* _Problem requirements_:
Check every line of the material below for "plaststoffer". Give the number of lines that have it, and only that.

* _Raw records_:
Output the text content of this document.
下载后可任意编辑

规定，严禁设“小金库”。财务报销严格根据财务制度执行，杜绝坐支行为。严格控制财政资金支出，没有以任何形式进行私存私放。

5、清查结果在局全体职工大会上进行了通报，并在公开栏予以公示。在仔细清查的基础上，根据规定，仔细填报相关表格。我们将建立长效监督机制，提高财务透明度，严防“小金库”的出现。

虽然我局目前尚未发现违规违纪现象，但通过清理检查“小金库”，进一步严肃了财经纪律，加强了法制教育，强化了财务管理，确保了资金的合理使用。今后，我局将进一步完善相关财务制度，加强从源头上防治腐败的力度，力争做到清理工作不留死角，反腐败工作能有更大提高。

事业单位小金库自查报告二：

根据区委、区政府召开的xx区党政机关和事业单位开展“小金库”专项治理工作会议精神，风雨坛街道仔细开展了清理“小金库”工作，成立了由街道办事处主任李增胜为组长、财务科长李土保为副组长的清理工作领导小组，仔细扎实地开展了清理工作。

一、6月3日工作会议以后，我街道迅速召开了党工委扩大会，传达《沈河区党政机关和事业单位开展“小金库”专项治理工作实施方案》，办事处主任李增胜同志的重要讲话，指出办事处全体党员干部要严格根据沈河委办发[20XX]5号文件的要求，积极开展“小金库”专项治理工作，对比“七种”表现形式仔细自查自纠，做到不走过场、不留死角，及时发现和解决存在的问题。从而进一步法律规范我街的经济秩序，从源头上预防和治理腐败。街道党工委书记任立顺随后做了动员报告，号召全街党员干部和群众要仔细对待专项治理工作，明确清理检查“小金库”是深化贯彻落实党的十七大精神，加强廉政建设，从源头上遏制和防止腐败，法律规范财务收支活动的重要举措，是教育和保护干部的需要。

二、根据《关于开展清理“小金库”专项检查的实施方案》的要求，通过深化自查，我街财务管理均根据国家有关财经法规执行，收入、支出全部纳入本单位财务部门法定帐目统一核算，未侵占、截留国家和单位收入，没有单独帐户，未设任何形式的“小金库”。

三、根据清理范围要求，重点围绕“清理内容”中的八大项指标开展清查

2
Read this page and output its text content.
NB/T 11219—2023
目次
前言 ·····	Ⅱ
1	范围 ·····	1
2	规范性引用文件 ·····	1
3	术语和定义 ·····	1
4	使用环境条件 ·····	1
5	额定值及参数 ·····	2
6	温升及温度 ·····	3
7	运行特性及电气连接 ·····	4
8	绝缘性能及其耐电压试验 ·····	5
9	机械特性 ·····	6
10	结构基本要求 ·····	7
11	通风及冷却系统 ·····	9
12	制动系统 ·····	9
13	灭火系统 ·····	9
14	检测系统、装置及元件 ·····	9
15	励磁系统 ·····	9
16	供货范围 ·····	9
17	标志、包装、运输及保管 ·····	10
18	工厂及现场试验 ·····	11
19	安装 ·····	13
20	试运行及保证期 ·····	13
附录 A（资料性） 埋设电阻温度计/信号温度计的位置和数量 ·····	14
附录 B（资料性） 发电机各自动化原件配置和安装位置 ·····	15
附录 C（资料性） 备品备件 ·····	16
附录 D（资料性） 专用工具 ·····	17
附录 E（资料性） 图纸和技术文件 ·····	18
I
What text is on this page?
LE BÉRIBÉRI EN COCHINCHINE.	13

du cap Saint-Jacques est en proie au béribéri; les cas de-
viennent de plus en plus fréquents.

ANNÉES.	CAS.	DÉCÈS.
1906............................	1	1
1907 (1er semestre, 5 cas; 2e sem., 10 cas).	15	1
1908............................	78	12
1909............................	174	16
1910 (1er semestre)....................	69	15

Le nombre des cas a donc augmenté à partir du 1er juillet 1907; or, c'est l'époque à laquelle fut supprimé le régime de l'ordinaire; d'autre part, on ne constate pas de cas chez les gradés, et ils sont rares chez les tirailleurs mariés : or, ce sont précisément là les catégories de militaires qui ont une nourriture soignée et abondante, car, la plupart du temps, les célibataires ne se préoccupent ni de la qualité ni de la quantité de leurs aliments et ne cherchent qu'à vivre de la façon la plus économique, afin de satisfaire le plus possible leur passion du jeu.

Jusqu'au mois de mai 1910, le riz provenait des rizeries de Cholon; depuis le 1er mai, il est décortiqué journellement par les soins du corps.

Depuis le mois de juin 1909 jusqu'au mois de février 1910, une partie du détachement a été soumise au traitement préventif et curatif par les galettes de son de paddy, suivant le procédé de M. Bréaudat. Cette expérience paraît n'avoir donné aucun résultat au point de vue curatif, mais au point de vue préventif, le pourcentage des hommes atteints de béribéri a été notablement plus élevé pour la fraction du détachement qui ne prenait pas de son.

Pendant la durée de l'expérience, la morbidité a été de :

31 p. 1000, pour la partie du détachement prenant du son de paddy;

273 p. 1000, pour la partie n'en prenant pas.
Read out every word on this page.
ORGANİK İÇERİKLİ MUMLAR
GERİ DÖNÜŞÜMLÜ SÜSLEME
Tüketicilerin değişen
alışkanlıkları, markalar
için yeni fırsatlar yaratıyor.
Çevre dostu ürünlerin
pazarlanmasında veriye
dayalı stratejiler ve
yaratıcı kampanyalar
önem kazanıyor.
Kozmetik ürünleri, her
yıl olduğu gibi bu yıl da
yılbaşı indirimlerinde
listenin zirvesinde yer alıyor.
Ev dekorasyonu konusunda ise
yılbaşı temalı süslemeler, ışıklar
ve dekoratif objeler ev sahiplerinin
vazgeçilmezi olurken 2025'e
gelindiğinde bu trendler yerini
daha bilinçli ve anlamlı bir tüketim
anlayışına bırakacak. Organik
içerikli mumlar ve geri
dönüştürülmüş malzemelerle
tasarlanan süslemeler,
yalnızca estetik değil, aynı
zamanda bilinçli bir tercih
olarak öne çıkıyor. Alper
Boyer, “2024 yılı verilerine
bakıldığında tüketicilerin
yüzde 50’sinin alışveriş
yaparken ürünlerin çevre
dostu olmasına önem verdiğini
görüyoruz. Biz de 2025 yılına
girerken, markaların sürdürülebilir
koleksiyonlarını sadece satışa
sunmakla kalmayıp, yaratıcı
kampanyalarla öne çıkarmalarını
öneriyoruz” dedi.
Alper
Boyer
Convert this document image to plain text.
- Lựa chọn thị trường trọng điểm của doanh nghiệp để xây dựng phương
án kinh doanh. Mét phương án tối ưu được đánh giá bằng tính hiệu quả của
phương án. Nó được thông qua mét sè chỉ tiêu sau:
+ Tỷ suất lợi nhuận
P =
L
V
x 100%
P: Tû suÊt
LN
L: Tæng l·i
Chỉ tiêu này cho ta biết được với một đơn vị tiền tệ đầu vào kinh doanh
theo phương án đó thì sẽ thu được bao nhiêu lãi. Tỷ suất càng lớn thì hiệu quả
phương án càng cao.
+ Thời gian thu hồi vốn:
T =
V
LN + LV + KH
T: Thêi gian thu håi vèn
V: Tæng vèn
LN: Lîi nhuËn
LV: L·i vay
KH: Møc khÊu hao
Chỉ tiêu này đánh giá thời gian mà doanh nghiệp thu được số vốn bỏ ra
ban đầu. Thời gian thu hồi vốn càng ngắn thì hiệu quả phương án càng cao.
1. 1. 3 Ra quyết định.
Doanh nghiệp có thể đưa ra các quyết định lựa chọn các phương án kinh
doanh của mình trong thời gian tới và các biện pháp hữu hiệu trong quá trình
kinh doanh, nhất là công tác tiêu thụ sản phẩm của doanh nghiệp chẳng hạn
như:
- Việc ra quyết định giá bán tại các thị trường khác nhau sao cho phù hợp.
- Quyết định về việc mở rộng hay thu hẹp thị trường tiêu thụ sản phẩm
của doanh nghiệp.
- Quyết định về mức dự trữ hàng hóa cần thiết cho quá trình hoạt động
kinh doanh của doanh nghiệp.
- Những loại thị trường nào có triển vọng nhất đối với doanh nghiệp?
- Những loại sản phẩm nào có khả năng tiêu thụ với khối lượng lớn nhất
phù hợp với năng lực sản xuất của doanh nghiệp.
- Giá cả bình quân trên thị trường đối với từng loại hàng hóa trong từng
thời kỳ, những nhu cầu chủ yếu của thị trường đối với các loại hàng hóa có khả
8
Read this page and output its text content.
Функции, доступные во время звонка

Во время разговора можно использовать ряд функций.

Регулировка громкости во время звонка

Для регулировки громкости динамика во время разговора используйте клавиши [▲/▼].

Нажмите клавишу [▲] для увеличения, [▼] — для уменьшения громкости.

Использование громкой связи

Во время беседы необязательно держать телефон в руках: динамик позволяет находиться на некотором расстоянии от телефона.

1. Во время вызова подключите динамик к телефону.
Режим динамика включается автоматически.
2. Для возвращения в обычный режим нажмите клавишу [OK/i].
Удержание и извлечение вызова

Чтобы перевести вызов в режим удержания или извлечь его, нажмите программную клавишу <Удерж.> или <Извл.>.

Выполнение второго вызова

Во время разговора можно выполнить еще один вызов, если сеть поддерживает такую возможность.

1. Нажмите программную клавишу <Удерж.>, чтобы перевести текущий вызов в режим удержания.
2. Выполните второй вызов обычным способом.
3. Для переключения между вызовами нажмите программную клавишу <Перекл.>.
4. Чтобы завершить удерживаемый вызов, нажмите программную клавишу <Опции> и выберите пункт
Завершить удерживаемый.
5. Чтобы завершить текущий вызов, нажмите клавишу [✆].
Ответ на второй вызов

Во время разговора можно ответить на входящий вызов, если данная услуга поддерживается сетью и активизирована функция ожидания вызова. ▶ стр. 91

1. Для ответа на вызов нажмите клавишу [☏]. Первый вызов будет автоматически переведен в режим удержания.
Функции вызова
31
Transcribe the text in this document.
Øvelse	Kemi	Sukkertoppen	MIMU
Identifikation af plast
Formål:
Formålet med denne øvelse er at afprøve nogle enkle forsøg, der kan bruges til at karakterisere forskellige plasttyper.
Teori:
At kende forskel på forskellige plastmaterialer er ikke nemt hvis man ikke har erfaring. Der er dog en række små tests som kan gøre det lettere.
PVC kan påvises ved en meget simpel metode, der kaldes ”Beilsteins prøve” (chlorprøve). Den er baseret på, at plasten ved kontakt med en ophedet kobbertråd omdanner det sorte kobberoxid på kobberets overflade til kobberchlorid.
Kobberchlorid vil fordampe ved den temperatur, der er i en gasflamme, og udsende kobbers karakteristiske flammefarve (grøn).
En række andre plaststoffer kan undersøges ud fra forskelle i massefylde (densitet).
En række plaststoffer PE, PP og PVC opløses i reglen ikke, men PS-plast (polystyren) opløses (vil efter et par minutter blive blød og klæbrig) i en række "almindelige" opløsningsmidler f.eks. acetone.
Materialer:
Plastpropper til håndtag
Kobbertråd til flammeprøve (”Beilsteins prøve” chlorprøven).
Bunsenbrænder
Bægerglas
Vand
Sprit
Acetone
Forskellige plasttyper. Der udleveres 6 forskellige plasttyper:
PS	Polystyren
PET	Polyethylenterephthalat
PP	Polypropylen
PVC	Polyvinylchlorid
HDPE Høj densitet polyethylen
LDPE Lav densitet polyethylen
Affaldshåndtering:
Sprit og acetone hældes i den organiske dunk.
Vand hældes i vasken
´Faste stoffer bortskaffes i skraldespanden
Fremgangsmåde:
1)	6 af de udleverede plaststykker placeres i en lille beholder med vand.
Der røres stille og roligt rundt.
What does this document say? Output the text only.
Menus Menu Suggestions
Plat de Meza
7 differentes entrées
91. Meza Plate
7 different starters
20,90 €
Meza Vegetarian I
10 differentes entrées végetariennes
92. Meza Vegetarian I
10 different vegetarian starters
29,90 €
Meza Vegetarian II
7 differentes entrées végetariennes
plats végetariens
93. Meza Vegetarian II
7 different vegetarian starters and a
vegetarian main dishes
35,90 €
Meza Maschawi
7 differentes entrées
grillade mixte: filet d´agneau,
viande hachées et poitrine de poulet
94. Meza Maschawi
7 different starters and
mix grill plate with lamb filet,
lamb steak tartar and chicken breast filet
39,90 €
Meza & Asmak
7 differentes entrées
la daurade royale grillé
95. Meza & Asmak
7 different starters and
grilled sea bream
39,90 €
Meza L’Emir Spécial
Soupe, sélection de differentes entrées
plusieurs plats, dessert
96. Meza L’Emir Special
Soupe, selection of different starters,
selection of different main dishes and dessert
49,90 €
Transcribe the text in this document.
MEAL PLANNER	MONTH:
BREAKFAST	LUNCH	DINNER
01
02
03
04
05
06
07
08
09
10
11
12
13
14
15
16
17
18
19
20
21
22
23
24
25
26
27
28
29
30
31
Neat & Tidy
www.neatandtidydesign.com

* _Result_:
2